* [PAGE TEXT]
*** Begin section ***

Postby danbidouch » Tue Feb 17, 2009 3:58 pm

I am not an expert at this but I always thought that the top digit (6) = the number of beats in a measure and the bottom digit (8 or 4) = the lenght of each beat within that measure. I noticed (mostly in spanish music), that the beats are sometime regrouped within a piece to give a feeling of alternation between 2 long beats followed by 3 shorter beats as in a "guagira" or the "canarios" by Gaspar Sanz.
Arithmetically speaking, 6 can be divided by 2 or 3, so i think that any 6/8, or 6/4 measure may theoretically contain groups of 2 beats or 3 beats, depending on the musical message.
This is all a bit confusing isn't it?

Louise Wilson

Re: 6/8 time vs. 6/4 time

Postby Louise Wilson » Thu Feb 19, 2009 7:56 pm

Hi Danbidouch
Canarios by Gaspar Sanz, in my edition, show very strictly how the 6/8 time is divided as 'compound duple'. Compound refers to the main beat being a dotted crotchet, ie a crotchet with a quaver. There are two dotted crotchets per bar - hence 'duple'. The clear duple nature is shown in the second complete bar, where in the bass there is a crotchet (D) followed by a separate quaver (D) , then tied to a dotted quaver (D) , rather than a crotchet followed by a minum.

*** End section ***

* [APPLY WHAT YOU READ]
1: In the forum thread on 6/8 versus 6/4 time, write out everything from "Arithmetically speaking, 6" down to "confusing isn't it?" without changing any words.
2: In the forum thread on 6/8 versus 6/4 time, what does Louise Wilson say the word "compound" refers to?

* [RECORDS]
*** Begin section ***

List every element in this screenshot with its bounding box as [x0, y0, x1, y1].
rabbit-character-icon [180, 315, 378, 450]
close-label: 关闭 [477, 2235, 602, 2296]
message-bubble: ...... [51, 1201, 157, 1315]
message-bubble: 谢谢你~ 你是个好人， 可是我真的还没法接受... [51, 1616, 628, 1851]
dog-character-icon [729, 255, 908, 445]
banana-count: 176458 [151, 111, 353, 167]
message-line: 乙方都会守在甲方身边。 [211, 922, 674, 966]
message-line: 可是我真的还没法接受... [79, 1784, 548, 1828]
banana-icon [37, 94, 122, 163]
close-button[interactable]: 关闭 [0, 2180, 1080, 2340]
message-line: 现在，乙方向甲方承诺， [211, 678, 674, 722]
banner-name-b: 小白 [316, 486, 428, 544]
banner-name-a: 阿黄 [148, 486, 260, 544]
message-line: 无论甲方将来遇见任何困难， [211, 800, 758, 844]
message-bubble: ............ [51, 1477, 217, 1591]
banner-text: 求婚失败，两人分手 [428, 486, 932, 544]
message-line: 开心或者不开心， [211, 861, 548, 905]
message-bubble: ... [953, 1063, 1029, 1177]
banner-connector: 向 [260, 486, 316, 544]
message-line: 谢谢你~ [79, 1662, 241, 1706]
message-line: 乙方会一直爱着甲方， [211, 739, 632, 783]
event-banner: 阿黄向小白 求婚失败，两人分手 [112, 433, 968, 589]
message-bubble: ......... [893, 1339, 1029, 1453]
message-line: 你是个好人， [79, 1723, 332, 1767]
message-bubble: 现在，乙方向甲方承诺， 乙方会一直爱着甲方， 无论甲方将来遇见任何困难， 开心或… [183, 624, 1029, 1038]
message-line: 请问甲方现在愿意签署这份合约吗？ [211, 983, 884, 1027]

*** End section ***

* [ANSWER SECTION]
1:
Arithmetically speaking, 6 can be divided by 2 or 3, so i think that any 6/8, or 6/4 measure may theoretically contain groups of 2 beats or 3 beats, depending on the musical message.
This is all a bit confusing isn't it?

2: The main beat being a dotted crotchet, that is, a crotchet with a quaver.